What is expected
Reproduce the material exactly, omitting nothing.

___ Extracted information ___

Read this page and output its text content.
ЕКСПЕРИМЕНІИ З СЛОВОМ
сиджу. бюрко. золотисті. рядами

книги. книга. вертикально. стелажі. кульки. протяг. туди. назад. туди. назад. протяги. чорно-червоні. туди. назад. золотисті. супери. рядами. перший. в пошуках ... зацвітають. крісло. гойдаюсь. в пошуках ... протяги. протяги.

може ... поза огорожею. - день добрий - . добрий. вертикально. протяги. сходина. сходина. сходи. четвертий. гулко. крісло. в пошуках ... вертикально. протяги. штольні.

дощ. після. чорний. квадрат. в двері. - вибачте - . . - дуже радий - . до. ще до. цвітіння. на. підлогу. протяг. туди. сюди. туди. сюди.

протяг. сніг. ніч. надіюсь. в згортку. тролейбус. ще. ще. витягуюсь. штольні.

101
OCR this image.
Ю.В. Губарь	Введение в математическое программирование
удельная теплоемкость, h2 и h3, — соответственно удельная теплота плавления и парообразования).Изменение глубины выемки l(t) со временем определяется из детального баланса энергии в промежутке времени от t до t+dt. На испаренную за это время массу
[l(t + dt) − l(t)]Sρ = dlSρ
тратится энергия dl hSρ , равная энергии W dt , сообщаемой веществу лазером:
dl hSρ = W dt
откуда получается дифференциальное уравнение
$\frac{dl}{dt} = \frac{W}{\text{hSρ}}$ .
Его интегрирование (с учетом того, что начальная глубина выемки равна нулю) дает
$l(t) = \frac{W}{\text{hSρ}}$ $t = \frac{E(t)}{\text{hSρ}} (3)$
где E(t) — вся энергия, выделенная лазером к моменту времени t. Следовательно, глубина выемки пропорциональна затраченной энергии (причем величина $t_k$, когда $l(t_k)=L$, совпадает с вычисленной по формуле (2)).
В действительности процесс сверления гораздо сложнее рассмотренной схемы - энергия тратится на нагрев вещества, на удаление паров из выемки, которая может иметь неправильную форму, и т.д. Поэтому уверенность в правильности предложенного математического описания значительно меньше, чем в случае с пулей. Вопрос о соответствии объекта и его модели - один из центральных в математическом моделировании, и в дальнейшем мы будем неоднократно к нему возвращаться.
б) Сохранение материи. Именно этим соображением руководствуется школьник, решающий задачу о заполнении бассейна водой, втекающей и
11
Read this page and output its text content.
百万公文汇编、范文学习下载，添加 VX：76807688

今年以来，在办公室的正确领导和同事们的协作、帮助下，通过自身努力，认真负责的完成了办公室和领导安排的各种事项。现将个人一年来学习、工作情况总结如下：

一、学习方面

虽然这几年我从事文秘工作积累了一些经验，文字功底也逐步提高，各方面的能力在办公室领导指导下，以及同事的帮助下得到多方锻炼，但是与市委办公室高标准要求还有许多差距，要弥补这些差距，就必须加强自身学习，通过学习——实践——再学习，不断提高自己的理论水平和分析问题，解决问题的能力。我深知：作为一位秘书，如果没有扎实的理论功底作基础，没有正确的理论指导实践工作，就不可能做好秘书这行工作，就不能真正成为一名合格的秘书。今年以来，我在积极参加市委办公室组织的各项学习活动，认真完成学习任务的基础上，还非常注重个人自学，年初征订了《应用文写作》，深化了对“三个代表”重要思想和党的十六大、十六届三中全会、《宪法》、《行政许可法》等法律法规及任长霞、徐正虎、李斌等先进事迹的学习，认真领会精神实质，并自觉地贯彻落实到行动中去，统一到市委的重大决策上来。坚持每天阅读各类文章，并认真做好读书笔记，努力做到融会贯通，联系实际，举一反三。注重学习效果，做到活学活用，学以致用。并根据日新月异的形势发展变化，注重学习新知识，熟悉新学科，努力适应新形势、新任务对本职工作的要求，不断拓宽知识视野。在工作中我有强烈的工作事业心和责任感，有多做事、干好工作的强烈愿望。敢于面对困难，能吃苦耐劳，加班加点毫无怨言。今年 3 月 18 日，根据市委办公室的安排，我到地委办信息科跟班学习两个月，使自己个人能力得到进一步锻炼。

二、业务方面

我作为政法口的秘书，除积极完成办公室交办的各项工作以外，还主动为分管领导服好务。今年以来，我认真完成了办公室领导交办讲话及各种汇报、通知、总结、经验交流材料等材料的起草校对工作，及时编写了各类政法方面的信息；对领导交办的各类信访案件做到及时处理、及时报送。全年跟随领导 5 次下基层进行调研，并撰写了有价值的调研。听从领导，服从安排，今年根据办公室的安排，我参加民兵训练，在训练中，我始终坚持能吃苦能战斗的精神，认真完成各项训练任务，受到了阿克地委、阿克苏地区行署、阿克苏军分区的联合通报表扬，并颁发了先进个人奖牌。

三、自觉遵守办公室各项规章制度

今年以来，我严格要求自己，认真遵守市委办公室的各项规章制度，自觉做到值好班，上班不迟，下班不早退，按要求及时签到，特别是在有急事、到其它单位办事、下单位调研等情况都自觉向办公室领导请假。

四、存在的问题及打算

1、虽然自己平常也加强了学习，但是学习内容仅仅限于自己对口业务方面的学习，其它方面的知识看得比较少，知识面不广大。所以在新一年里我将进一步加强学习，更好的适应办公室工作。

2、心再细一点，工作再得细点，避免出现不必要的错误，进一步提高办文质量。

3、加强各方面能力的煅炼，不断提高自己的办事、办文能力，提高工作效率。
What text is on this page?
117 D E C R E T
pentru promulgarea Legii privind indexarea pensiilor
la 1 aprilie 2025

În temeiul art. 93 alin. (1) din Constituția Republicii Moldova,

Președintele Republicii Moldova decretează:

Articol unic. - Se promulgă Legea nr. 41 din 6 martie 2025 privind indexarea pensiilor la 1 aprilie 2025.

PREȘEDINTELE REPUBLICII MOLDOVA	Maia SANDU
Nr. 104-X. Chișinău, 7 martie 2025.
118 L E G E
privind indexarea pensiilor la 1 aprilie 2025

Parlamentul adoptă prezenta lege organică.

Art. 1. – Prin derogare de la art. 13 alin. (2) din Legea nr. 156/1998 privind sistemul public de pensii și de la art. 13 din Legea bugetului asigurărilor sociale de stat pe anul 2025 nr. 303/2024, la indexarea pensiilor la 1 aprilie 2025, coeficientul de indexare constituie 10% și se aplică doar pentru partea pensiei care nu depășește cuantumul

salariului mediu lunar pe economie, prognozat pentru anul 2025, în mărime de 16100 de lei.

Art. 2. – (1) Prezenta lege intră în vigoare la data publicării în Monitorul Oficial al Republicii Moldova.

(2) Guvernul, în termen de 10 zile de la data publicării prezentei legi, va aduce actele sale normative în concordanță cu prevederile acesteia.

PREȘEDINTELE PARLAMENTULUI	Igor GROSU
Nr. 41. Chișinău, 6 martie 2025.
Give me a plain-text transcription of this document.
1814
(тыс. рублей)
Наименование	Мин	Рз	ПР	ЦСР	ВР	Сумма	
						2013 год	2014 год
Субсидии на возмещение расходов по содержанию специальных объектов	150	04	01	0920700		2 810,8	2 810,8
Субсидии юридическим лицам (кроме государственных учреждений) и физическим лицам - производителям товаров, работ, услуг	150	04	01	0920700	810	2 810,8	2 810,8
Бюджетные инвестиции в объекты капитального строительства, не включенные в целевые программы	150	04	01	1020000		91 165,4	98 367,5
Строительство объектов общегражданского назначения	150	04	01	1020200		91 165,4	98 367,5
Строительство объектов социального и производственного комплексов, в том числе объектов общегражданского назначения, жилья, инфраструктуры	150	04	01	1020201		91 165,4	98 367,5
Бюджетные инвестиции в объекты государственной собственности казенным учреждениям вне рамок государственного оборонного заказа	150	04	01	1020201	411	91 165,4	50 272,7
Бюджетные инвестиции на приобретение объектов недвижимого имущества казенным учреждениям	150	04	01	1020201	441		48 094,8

___

Written response
Read this page and output its text content.
ЕКСПЕРИМЕНІИ З СЛОВОМ
сиджу. бюрко. золотисті. рядами

книги. книга. вертикально. стелажі. кульки. протяг. туди. назад. туди. назад. протяги. чорно-червоні. туди. назад. золотисті. супери. рядами. перший. в пошуках ... зацвітають. крісло. гойдаюсь. в пошуках ... протяги. протяги.

може ... поза огорожею. - день добрий - . добрий. вертикально. протяги. сходина. сходина. сходи. четвертий. гулко. крісло. в пошуках ... вертикально. протяги. штольні.

дощ. після. чорний. квадрат. в двері. - вибачте - . . - дуже радий - . до. ще до. цвітіння. на. підлогу. протяг. туди. сюди. туди. сюди.

протяг. сніг. ніч. надіюсь. в згортку. тролейбус. ще. ще. витягуюсь. штольні.

101
OCR this image.
Ю.В. Губарь	Введение в математическое программирование
удельная теплоемкость, h2 и h3, — соответственно удельная теплота плавления и парообразования).Изменение глубины выемки l(t) со временем определяется из детального баланса энергии в промежутке времени от t до t+dt. На испаренную за это время массу
[l(t + dt) − l(t)]Sρ = dlSρ
тратится энергия dl hSρ , равная энергии W dt , сообщаемой веществу лазером:
dl hSρ = W dt
откуда получается дифференциальное уравнение
$\frac{dl}{dt} = \frac{W}{\text{hSρ}}$ .
Его интегрирование (с учетом того, что начальная глубина выемки равна нулю) дает
$l(t) = \frac{W}{\text{hSρ}}$ $t = \frac{E(t)}{\text{hSρ}} (3)$
где E(t) — вся энергия, выделенная лазером к моменту времени t. Следовательно, глубина выемки пропорциональна затраченной энергии (причем величина $t_k$, когда $l(t_k)=L$, совпадает с вычисленной по формуле (2)).
В действительности процесс сверления гораздо сложнее рассмотренной схемы - энергия тратится на нагрев вещества, на удаление паров из выемки, которая может иметь неправильную форму, и т.д. Поэтому уверенность в правильности предложенного математического описания значительно меньше, чем в случае с пулей. Вопрос о соответствии объекта и его модели - один из центральных в математическом моделировании, и в дальнейшем мы будем неоднократно к нему возвращаться.
б) Сохранение материи. Именно этим соображением руководствуется школьник, решающий задачу о заполнении бассейна водой, втекающей и
11
Read this page and output its text content.
百万公文汇编、范文学习下载，添加 VX：76807688

今年以来，在办公室的正确领导和同事们的协作、帮助下，通过自身努力，认真负责的完成了办公室和领导安排的各种事项。现将个人一年来学习、工作情况总结如下：

一、学习方面

虽然这几年我从事文秘工作积累了一些经验，文字功底也逐步提高，各方面的能力在办公室领导指导下，以及同事的帮助下得到多方锻炼，但是与市委办公室高标准要求还有许多差距，要弥补这些差距，就必须加强自身学习，通过学习——实践——再学习，不断提高自己的理论水平和分析问题，解决问题的能力。我深知：作为一位秘书，如果没有扎实的理论功底作基础，没有正确的理论指导实践工作，就不可能做好秘书这行工作，就不能真正成为一名合格的秘书。今年以来，我在积极参加市委办公室组织的各项学习活动，认真完成学习任务的基础上，还非常注重个人自学，年初征订了《应用文写作》，深化了对“三个代表”重要思想和党的十六大、十六届三中全会、《宪法》、《行政许可法》等法律法规及任长霞、徐正虎、李斌等先进事迹的学习，认真领会精神实质，并自觉地贯彻落实到行动中去，统一到市委的重大决策上来。坚持每天阅读各类文章，并认真做好读书笔记，努力做到融会贯通，联系实际，举一反三。注重学习效果，做到活学活用，学以致用。并根据日新月异的形势发展变化，注重学习新知识，熟悉新学科，努力适应新形势、新任务对本职工作的要求，不断拓宽知识视野。在工作中我有强烈的工作事业心和责任感，有多做事、干好工作的强烈愿望。敢于面对困难，能吃苦耐劳，加班加点毫无怨言。今年 3 月 18 日，根据市委办公室的安排，我到地委办信息科跟班学习两个月，使自己个人能力得到进一步锻炼。

二、业务方面

我作为政法口的秘书，除积极完成办公室交办的各项工作以外，还主动为分管领导服好务。今年以来，我认真完成了办公室领导交办讲话及各种汇报、通知、总结、经验交流材料等材料的起草校对工作，及时编写了各类政法方面的信息；对领导交办的各类信访案件做到及时处理、及时报送。全年跟随领导 5 次下基层进行调研，并撰写了有价值的调研。听从领导，服从安排，今年根据办公室的安排，我参加民兵训练，在训练中，我始终坚持能吃苦能战斗的精神，认真完成各项训练任务，受到了阿克地委、阿克苏地区行署、阿克苏军分区的联合通报表扬，并颁发了先进个人奖牌。

三、自觉遵守办公室各项规章制度

今年以来，我严格要求自己，认真遵守市委办公室的各项规章制度，自觉做到值好班，上班不迟，下班不早退，按要求及时签到，特别是在有急事、到其它单位办事、下单位调研等情况都自觉向办公室领导请假。

四、存在的问题及打算

1、虽然自己平常也加强了学习，但是学习内容仅仅限于自己对口业务方面的学习，其它方面的知识看得比较少，知识面不广大。所以在新一年里我将进一步加强学习，更好的适应办公室工作。

2、心再细一点，工作再得细点，避免出现不必要的错误，进一步提高办文质量。

3、加强各方面能力的煅炼，不断提高自己的办事、办文能力，提高工作效率。
What text is on this page?
117 D E C R E T
pentru promulgarea Legii privind indexarea pensiilor
la 1 aprilie 2025

În temeiul art. 93 alin. (1) din Constituția Republicii Moldova,

Președintele Republicii Moldova decretează:

Articol unic. - Se promulgă Legea nr. 41 din 6 martie 2025 privind indexarea pensiilor la 1 aprilie 2025.

PREȘEDINTELE REPUBLICII MOLDOVA	Maia SANDU
Nr. 104-X. Chișinău, 7 martie 2025.
118 L E G E
privind indexarea pensiilor la 1 aprilie 2025

Parlamentul adoptă prezenta lege organică.

Art. 1. – Prin derogare de la art. 13 alin. (2) din Legea nr. 156/1998 privind sistemul public de pensii și de la art. 13 din Legea bugetului asigurărilor sociale de stat pe anul 2025 nr. 303/2024, la indexarea pensiilor la 1 aprilie 2025, coeficientul de indexare constituie 10% și se aplică doar pentru partea pensiei care nu depășește cuantumul

salariului mediu lunar pe economie, prognozat pentru anul 2025, în mărime de 16100 de lei.

Art. 2. – (1) Prezenta lege intră în vigoare la data publicării în Monitorul Oficial al Republicii Moldova.

(2) Guvernul, în termen de 10 zile de la data publicării prezentei legi, va aduce actele sale normative în concordanță cu prevederile acesteia.

PREȘEDINTELE PARLAMENTULUI	Igor GROSU
Nr. 41. Chișinău, 6 martie 2025.
Give me a plain-text transcription of this document.
1814
(тыс. рублей)
Наименование	Мин	Рз	ПР	ЦСР	ВР	Сумма	
						2013 год	2014 год
Субсидии на возмещение расходов по содержанию специальных объектов	150	04	01	0920700		2 810,8	2 810,8
Субсидии юридическим лицам (кроме государственных учреждений) и физическим лицам - производителям товаров, работ, услуг	150	04	01	0920700	810	2 810,8	2 810,8
Бюджетные инвестиции в объекты капитального строительства, не включенные в целевые программы	150	04	01	1020000		91 165,4	98 367,5
Строительство объектов общегражданского назначения	150	04	01	1020200		91 165,4	98 367,5
Строительство объектов социального и производственного комплексов, в том числе объектов общегражданского назначения, жилья, инфраструктуры	150	04	01	1020201		91 165,4	98 367,5
Бюджетные инвестиции в объекты государственной собственности казенным учреждениям вне рамок государственного оборонного заказа	150	04	01	1020201	411	91 165,4	50 272,7
Бюджетные инвестиции на приобретение объектов недвижимого имущества казенным учреждениям	150	04	01	1020201	441		48 094,8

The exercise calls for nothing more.